--- WHAT YOU SHOULD DO ---
Pictures in the data below are not part of the copy; transcribe everything else exactly.

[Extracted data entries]
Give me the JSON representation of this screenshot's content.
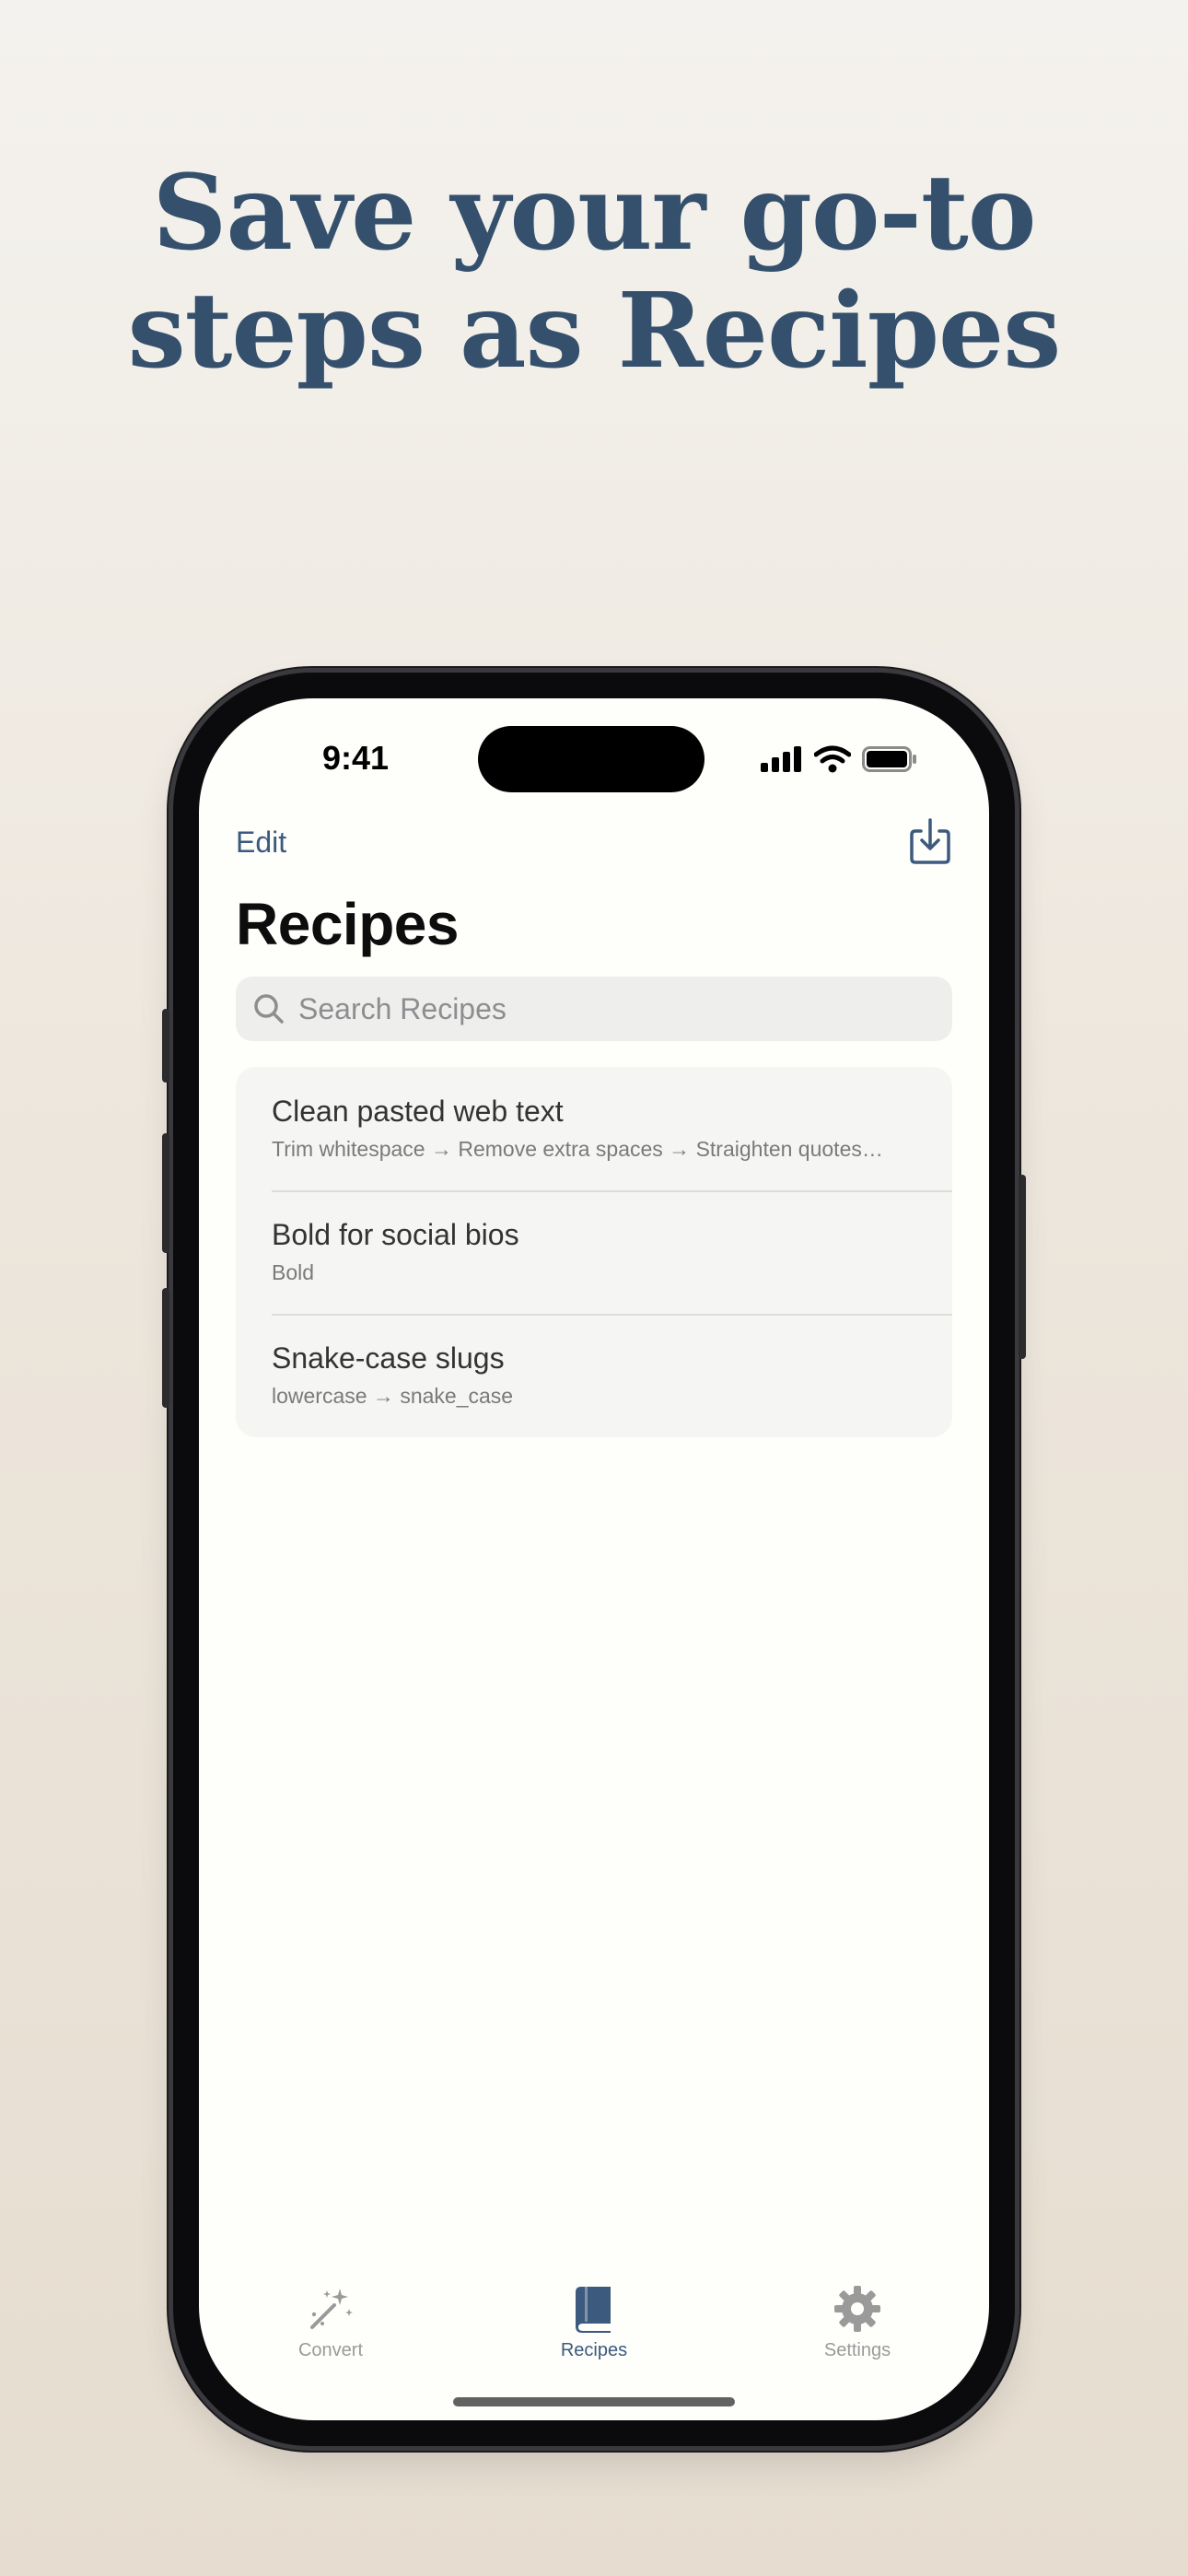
{
  "headline": {
    "line1": "Save your go-to",
    "line2": "steps as Recipes"
  },
  "status_bar": {
    "time": "9:41"
  },
  "nav": {
    "edit_label": "Edit",
    "import_icon": "tray-arrow-down-icon"
  },
  "page": {
    "title": "Recipes"
  },
  "search": {
    "placeholder": "Search Recipes"
  },
  "recipes": [
    {
      "title": "Clean pasted web text",
      "steps": "Trim whitespace → Remove extra spaces → Straighten quotes…"
    },
    {
      "title": "Bold for social bios",
      "steps": "Bold"
    },
    {
      "title": "Snake-case slugs",
      "steps": "lowercase → snake_case"
    }
  ],
  "tabs": [
    {
      "label": "Convert",
      "icon": "magic-wand-icon",
      "selected": false
    },
    {
      "label": "Recipes",
      "icon": "book-icon",
      "selected": true
    },
    {
      "label": "Settings",
      "icon": "gear-icon",
      "selected": false
    }
  ],
  "colors": {
    "accent": "#3c5a7e",
    "headline": "#35506d",
    "inactive_tab": "#9a9a9a"
  }
}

--- FULL RESPONSE ---
Give me the JSON representation of this screenshot's content.
{
  "headline": {
    "line1": "Save your go-to",
    "line2": "steps as Recipes"
  },
  "status_bar": {
    "time": "9:41"
  },
  "nav": {
    "edit_label": "Edit",
    "import_icon": "tray-arrow-down-icon"
  },
  "page": {
    "title": "Recipes"
  },
  "search": {
    "placeholder": "Search Recipes"
  },
  "recipes": [
    {
      "title": "Clean pasted web text",
      "steps": "Trim whitespace → Remove extra spaces → Straighten quotes…"
    },
    {
      "title": "Bold for social bios",
      "steps": "Bold"
    },
    {
      "title": "Snake-case slugs",
      "steps": "lowercase → snake_case"
    }
  ],
  "tabs": [
    {
      "label": "Convert",
      "icon": "magic-wand-icon",
      "selected": false
    },
    {
      "label": "Recipes",
      "icon": "book-icon",
      "selected": true
    },
    {
      "label": "Settings",
      "icon": "gear-icon",
      "selected": false
    }
  ],
  "colors": {
    "accent": "#3c5a7e",
    "headline": "#35506d",
    "inactive_tab": "#9a9a9a"
  }
}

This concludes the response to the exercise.